Teks Ditampilkan:
• • • •

Saya ingin sharing tentang salah satu tulisan bagus di bukunya Ust Felix Y. Siauw yang berjudul How to Master Your Habits. Tulisan itu ada di halaman 149, dengan judul Just Kill The Excuses. Kenapa mesti tulisan ini? karena saya pikir tulisan ini sangat bagus dan inspiratif, terutama buat saya sendiri. Tidak ada salahnya saya membagi untuk teman-teman sekalian. Berikut saya ambilkan langsung dari bukunya, tanpa perubahan apapun.
Alkisah, ada dua tenaga sales yang diutus oleh perusahaan pakaian untuk pergi ke negeri Antah-barantah untuk melakukan survei potensi pasar di sana. Pesimus dan Optimus namanya. Kebetulan, negeri Antah-barantah memang belum tersentuh oleh teknologi apapun. Ketika kedua sales sampai di tempat, mereka terkesima melihat penduduk yang masih sangat akrab dengan alam, dan karenanya mereka juga belum mengenal pakaian. Setelah 1 minggu menetap di sana, kedua sales kembali lagi ke kantor pusat mereka untuk melaporkan hasil survei mereka.
Sales pertama, Pesimus berucap “Wah, Pak, menurut saya, tidak perlu kita melakukan perluasan pasar di daerah sana. Percuma saja Pak, penduduk lokal tidak biasa berpakaian, produk kita mustahil laris di sana!”.
Sales kedua, Optimus berucap “Seumur hidup Pak, saya belum pernah menemukan potensi pasar sebesar ini! Ada lebih dari 30 juta orang hidup di negeri itu dan semuanya belum berpakaian! Kita bukan saja berpotensi mengembangkan pasar di sana, tetapi kita juga berpotensi menjadi market leader!”.
Terlepas dari laris atau tidaknya produk itu, kira-kira sales jenis mana yang Anda pilih jika Anda memiliki perusahaan? Pesimus-like atau Optimus-like?
Alkisah pula, suatu hari Pesimus dan Optimus sedang menyetir kendaraan masing-masing di jalan tol kota Jakarta yang memang terkenal macet, hampir 2 jam mereka terjebak kemacetan di sana.
Pesimus mengamuk, “Sial, sial, sial! Menyebalkan sekali macet ini, seharusnya aku sudah tidur di ranjang empuk sambil menonton film box office!”
Optimus berujar “Alhamdulillah, bisa mengembangkan keahlian baru; membaca sambil menyetir!”

• • • •

Catatan tata letak visual:

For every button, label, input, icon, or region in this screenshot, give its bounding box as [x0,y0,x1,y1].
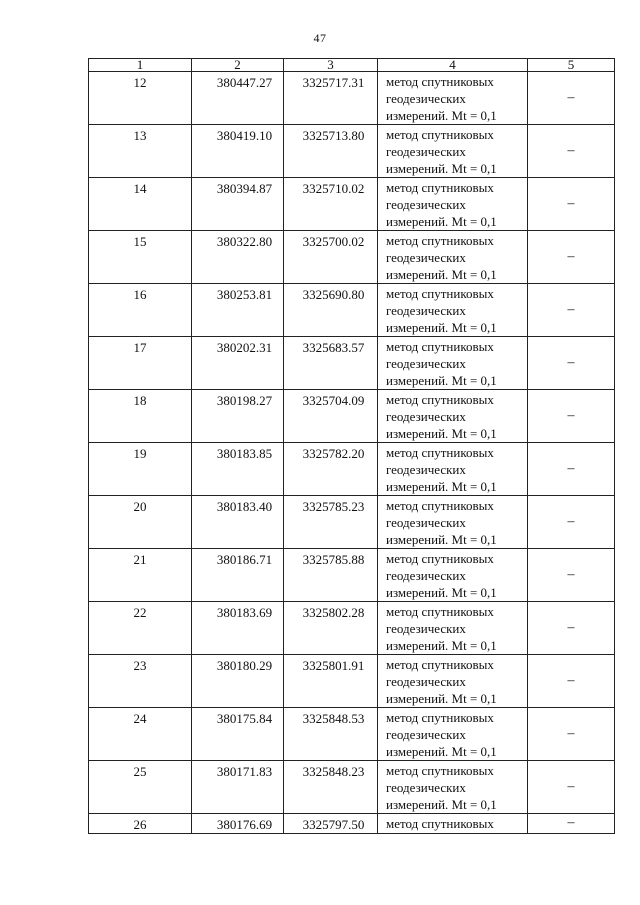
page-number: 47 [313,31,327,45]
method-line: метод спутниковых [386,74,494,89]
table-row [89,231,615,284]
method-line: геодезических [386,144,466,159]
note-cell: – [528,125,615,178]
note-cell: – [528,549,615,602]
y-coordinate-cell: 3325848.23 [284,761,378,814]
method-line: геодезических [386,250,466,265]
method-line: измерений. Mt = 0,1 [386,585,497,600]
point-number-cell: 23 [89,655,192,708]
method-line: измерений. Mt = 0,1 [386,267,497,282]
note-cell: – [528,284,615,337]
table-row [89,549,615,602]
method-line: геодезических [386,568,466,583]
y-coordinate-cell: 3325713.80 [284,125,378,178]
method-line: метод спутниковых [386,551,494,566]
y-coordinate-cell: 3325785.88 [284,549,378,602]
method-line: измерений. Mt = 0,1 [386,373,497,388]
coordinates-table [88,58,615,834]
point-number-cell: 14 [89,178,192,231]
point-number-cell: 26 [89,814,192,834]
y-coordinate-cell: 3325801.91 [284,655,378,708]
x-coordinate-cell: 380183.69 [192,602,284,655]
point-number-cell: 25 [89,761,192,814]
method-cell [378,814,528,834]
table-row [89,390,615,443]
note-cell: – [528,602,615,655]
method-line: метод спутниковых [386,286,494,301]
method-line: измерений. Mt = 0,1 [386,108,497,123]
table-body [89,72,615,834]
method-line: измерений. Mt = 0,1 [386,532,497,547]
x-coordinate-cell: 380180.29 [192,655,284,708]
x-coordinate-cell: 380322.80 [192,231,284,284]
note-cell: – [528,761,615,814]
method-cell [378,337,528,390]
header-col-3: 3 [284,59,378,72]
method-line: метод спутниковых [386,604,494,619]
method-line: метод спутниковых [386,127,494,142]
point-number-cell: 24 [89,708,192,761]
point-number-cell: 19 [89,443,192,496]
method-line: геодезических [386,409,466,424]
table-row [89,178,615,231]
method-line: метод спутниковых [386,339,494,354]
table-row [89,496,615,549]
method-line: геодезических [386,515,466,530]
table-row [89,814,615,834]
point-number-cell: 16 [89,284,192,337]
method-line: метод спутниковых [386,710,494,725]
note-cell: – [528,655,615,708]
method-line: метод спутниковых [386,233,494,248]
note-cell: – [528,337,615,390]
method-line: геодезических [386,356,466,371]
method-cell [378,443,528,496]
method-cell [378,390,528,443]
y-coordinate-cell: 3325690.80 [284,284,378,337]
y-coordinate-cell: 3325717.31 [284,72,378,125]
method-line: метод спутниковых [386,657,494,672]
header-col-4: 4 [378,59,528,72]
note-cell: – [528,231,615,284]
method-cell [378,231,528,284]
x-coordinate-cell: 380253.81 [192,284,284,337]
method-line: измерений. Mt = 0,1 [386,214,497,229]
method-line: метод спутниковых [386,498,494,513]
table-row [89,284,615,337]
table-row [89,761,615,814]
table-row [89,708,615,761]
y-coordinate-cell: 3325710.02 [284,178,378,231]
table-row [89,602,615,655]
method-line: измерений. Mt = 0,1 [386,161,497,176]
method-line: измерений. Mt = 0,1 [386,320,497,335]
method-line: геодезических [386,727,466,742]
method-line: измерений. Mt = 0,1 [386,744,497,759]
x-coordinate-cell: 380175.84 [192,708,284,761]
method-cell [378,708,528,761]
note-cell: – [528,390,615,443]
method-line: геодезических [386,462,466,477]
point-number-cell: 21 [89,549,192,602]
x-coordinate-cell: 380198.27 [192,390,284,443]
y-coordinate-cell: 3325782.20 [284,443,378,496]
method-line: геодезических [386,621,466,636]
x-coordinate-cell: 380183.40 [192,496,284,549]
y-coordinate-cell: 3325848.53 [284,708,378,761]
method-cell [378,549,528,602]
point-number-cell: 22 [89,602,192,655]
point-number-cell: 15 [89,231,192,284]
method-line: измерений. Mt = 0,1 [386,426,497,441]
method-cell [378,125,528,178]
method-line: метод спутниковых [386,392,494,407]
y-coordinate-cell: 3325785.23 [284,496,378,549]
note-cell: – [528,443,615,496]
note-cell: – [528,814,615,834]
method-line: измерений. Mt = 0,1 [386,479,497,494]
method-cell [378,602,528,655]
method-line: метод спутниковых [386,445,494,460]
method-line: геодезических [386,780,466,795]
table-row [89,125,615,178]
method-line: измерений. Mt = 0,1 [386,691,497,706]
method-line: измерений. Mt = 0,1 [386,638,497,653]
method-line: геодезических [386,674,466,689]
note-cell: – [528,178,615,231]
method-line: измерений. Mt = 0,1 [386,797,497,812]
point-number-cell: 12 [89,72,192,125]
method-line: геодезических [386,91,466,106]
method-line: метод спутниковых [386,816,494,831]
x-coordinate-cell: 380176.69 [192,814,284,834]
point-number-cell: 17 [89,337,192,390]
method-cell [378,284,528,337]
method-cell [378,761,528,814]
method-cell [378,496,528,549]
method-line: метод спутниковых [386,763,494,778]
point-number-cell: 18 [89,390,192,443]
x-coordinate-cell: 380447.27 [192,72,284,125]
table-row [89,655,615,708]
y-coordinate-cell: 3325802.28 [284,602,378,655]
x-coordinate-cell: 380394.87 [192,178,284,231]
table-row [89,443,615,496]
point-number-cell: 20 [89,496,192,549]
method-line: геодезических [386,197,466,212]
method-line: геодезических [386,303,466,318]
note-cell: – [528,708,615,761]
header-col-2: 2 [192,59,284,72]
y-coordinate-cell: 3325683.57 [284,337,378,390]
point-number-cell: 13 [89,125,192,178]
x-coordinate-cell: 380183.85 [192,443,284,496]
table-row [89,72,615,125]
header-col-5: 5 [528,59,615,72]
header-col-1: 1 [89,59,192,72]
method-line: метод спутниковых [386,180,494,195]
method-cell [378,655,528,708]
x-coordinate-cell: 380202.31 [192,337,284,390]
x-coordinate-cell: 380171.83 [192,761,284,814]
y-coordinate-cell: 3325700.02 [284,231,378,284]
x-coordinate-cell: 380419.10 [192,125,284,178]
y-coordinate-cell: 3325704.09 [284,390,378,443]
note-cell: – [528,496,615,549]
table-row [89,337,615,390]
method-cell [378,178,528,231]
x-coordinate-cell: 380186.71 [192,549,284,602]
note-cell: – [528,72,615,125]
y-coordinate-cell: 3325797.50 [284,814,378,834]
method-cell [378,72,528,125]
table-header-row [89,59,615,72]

• • • •

Daftar Tugas:
a. Salin persis bagian tulisan tentang dua sales itu yang dimulai dengan kata-kata "Saya ingin sharing" dan berakhir dengan "tanpa perubahan apapun.".
b. Ubah baris-baris entri mulai dari baris yang memuat "page-number: 47 [313,31,327,45]" sampai baris yang memuat "y-coordinate-cell: 3325785.88 [284,549,378,602]" menjadi tabel Markdown dengan kolom "No" dan "Baris", tanpa baris kosong. Masukkan hanya baris-baris tersebut.
Tulisan dan entri di atas diambil dari sumber yang berbeda.

Hasil Tugas:
a.
Saya ingin sharing tentang salah satu tulisan bagus di bukunya Ust Felix Y. Siauw yang berjudul How to Master Your Habits. Tulisan itu ada di halaman 149, dengan judul Just Kill The Excuses. Kenapa mesti tulisan ini? karena saya pikir tulisan ini sangat bagus dan inspiratif, terutama buat saya sendiri. Tidak ada salahnya saya membagi untuk teman-teman sekalian. Berikut saya ambilkan langsung dari bukunya, tanpa perubahan apapun.

b.
| No | Baris |
|---|---|
| 1 | page-number: 47 [313,31,327,45] |
| 2 | method-line: метод спутниковых [386,74,494,89] |
| 3 | table-row [89,231,615,284] |
| 4 | method-line: геодезических [386,144,466,159] |
| 5 | note-cell: – [528,125,615,178] |
| 6 | note-cell: – [528,549,615,602] |
| 7 | y-coordinate-cell: 3325848.23 [284,761,378,814] |
| 8 | method-line: геодезических [386,250,466,265] |
| 9 | method-line: измерений. Mt = 0,1 [386,585,497,600] |
| 10 | point-number-cell: 23 [89,655,192,708] |
| 11 | method-line: измерений. Mt = 0,1 [386,267,497,282] |
| 12 | note-cell: – [528,284,615,337] |
| 13 | table-row [89,549,615,602] |
| 14 | method-line: геодезических [386,568,466,583] |
| 15 | y-coordinate-cell: 3325713.80 [284,125,378,178] |
| 16 | method-line: метод спутниковых [386,551,494,566] |
| 17 | y-coordinate-cell: 3325785.88 [284,549,378,602] |